▶ RECORDS TO USE:
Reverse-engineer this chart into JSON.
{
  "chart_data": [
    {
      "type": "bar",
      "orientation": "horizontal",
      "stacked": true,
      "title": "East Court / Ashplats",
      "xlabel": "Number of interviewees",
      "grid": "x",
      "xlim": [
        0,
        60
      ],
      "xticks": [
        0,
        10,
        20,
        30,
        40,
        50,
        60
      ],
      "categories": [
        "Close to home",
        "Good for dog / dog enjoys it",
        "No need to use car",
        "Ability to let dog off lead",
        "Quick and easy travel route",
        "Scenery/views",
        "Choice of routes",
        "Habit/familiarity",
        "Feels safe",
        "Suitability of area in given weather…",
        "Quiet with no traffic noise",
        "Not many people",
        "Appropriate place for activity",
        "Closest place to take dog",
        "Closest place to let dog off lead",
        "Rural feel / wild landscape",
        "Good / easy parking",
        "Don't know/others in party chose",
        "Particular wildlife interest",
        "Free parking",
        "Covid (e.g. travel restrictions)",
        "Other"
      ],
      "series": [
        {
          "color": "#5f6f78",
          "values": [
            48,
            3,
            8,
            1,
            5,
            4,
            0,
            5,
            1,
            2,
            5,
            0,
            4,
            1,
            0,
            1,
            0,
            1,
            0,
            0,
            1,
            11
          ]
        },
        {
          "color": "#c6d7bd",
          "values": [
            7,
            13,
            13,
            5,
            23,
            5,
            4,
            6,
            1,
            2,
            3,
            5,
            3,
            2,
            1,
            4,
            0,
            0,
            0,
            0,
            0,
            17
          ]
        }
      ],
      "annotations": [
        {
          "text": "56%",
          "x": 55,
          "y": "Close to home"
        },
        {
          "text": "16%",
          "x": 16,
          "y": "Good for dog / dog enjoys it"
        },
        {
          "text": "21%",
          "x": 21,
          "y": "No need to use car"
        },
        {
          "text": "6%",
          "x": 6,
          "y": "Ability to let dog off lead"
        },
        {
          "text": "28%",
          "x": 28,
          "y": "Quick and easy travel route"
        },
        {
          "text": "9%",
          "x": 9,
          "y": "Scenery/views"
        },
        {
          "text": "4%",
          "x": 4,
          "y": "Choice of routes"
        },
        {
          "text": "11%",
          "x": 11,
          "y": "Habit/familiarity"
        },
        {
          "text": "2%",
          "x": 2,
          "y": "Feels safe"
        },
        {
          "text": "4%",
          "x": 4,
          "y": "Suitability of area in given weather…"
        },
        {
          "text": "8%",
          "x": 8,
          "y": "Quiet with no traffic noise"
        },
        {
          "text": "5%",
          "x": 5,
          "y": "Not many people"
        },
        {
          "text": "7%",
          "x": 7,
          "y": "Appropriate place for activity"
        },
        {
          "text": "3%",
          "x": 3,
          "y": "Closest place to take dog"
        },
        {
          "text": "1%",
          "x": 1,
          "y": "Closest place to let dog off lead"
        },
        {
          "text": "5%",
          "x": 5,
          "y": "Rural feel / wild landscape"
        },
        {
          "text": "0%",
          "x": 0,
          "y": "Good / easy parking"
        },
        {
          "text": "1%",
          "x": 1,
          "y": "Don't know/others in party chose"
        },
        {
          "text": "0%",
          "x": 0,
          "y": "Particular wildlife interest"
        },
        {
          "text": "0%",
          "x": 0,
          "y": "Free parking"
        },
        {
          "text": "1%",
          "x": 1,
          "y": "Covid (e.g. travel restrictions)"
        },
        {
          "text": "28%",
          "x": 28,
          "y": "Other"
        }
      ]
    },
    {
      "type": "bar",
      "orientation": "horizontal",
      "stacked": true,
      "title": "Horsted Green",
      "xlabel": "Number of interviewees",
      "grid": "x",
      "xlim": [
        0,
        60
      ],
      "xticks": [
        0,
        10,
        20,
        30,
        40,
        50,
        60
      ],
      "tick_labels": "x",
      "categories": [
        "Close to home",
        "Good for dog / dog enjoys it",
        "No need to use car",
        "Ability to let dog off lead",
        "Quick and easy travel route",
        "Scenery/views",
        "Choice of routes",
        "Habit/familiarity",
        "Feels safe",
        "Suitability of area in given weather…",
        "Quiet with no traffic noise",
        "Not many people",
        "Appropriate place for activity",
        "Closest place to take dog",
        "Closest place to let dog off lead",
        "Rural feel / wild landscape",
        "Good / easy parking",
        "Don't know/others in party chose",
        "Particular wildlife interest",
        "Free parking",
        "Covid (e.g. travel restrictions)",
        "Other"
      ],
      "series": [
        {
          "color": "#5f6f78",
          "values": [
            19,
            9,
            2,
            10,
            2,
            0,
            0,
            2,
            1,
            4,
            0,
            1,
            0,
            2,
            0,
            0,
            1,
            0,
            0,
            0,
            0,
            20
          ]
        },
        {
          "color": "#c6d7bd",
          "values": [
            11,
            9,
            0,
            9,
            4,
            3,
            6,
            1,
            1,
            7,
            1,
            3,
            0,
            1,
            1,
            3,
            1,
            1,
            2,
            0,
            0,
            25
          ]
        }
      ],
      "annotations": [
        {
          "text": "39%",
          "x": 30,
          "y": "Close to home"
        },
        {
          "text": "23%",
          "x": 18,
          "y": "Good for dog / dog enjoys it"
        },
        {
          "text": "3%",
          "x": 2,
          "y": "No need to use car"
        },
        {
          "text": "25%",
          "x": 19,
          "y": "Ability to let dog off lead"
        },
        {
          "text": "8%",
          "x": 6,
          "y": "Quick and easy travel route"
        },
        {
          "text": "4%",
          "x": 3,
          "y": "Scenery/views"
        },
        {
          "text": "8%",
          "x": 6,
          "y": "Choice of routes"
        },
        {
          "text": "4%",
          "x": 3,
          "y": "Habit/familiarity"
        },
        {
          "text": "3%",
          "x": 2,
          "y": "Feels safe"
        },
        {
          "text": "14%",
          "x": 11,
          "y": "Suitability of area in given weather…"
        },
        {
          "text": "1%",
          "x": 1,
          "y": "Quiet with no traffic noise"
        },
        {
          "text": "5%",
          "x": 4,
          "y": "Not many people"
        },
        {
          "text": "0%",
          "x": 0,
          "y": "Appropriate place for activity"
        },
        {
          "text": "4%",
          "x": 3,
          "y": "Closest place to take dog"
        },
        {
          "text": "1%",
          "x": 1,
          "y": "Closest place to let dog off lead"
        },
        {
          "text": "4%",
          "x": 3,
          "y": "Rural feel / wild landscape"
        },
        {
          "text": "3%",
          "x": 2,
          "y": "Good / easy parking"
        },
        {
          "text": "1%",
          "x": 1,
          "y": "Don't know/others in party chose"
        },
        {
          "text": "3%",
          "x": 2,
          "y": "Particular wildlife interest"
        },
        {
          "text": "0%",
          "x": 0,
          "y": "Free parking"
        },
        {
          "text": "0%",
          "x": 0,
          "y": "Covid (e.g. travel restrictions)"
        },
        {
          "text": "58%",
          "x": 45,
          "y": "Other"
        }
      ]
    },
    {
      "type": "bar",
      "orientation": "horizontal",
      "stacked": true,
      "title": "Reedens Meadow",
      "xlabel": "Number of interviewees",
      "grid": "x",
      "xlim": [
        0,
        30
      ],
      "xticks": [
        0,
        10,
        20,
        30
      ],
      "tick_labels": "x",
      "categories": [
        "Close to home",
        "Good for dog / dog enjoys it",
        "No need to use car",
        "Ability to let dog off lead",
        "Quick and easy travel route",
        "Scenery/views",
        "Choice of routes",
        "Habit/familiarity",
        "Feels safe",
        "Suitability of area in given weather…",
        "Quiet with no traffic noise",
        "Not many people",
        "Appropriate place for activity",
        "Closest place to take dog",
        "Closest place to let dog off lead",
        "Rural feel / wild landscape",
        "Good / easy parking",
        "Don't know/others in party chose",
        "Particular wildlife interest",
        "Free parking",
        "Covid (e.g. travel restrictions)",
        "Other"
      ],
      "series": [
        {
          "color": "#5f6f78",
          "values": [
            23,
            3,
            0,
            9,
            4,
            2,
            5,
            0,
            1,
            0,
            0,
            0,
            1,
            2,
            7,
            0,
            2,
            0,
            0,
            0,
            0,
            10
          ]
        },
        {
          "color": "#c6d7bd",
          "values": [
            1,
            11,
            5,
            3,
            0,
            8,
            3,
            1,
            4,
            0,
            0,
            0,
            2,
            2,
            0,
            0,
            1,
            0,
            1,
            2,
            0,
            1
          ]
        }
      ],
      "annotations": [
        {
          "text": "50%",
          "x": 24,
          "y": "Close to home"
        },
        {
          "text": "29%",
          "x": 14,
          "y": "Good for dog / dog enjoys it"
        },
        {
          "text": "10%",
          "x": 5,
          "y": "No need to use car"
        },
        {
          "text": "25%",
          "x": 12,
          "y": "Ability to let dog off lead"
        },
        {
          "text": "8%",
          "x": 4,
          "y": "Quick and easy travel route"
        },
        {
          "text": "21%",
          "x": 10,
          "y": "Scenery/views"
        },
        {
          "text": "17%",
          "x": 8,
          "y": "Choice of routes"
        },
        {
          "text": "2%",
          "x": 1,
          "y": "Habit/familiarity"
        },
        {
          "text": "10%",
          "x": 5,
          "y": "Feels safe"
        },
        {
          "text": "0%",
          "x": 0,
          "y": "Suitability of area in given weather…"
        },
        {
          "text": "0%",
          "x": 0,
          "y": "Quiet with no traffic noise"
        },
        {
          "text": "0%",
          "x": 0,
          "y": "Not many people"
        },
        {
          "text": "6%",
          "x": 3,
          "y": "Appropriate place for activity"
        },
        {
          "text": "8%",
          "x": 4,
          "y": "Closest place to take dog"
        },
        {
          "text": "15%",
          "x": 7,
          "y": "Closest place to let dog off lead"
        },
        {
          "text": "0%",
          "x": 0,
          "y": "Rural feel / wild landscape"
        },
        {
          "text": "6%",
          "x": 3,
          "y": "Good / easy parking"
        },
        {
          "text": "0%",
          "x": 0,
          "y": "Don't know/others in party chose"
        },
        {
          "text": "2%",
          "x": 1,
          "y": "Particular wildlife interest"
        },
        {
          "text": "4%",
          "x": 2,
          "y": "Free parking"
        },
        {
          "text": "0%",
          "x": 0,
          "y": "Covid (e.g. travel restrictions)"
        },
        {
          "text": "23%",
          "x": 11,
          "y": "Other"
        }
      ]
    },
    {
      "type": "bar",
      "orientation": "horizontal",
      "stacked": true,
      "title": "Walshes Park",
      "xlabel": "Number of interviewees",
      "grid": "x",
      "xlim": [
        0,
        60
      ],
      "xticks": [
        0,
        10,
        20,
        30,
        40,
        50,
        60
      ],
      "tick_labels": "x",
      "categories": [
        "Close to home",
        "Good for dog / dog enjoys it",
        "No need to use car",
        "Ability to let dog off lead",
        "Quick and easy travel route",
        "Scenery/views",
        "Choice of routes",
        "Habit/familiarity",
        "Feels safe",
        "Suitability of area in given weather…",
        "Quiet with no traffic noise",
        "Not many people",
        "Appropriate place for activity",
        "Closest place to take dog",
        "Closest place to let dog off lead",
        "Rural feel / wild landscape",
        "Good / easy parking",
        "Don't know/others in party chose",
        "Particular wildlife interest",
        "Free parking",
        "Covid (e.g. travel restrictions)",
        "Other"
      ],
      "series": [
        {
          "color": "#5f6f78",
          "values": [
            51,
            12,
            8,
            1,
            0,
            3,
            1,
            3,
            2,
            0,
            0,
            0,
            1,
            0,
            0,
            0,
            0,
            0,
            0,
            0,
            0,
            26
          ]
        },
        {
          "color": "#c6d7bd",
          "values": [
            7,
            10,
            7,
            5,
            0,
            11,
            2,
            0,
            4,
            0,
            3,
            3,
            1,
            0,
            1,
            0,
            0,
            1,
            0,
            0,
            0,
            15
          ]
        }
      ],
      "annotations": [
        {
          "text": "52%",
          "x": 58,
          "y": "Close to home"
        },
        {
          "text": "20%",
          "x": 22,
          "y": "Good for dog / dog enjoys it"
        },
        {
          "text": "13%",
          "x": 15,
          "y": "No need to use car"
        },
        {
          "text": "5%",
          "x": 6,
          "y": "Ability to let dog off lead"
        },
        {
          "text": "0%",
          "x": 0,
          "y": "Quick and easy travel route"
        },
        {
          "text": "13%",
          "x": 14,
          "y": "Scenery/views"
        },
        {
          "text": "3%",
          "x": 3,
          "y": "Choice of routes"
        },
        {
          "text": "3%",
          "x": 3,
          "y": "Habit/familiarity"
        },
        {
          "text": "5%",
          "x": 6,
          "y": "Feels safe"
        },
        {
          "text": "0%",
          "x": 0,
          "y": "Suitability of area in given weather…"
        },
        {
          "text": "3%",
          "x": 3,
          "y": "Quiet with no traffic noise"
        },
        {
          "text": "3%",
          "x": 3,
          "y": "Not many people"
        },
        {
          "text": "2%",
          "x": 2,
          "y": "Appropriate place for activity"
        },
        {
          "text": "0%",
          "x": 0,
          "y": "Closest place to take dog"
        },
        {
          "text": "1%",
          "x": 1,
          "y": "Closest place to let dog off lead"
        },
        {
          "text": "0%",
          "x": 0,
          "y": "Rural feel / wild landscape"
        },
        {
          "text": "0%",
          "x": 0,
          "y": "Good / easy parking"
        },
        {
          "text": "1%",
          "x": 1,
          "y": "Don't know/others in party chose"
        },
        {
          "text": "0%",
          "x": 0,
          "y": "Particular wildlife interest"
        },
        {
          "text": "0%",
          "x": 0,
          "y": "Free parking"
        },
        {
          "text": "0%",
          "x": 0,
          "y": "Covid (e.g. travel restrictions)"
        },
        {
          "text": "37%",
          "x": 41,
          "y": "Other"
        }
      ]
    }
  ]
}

▶ TASK DESCRIPTION: Out of the material above, select every line that holds the string "title".

▶ EXPECTED ANSWER:
      "title": "East Court / Ashplats",
      "title": "Horsted Green",
      "title": "Reedens Meadow",
      "title": "Walshes Park",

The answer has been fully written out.